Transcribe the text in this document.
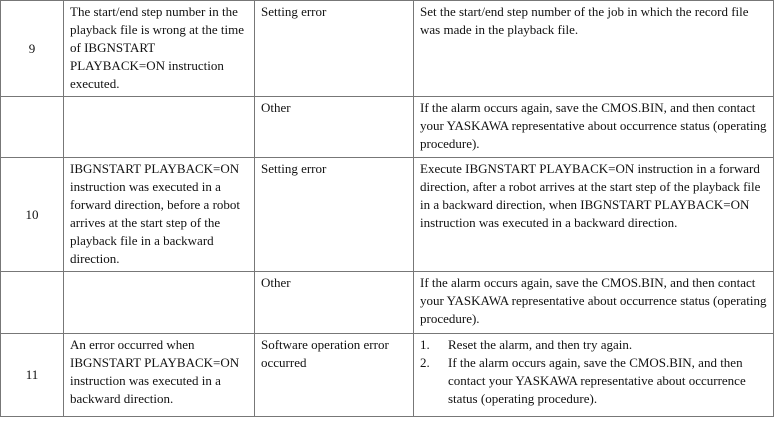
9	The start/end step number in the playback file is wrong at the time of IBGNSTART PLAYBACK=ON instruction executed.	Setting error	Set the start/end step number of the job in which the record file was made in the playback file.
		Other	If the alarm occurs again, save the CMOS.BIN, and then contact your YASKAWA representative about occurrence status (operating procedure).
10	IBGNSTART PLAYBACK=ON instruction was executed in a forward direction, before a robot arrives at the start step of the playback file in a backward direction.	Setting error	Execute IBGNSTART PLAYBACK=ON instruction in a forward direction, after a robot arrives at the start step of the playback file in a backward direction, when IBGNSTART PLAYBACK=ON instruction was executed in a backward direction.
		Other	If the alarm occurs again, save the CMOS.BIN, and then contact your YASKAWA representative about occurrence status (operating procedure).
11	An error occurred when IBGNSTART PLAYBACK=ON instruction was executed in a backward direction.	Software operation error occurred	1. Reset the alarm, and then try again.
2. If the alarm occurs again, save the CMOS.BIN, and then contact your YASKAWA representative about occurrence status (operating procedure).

⁂

» **What is expected**: Write out the data precisely as given, excluding the pictures.

» **Output below**:
Transcribe the text in this document.
9	The start/end step number in the playback file is wrong at the time of IBGNSTART PLAYBACK=ON instruction executed.	Setting error	Set the start/end step number of the job in which the record file was made in the playback file.
		Other	If the alarm occurs again, save the CMOS.BIN, and then contact your YASKAWA representative about occurrence status (operating procedure).
10	IBGNSTART PLAYBACK=ON instruction was executed in a forward direction, before a robot arrives at the start step of the playback file in a backward direction.	Setting error	Execute IBGNSTART PLAYBACK=ON instruction in a forward direction, after a robot arrives at the start step of the playback file in a backward direction, when IBGNSTART PLAYBACK=ON instruction was executed in a backward direction.
		Other	If the alarm occurs again, save the CMOS.BIN, and then contact your YASKAWA representative about occurrence status (operating procedure).
11	An error occurred when IBGNSTART PLAYBACK=ON instruction was executed in a backward direction.	Software operation error occurred	1. Reset the alarm, and then try again.
2. If the alarm occurs again, save the CMOS.BIN, and then contact your YASKAWA representative about occurrence status (operating procedure).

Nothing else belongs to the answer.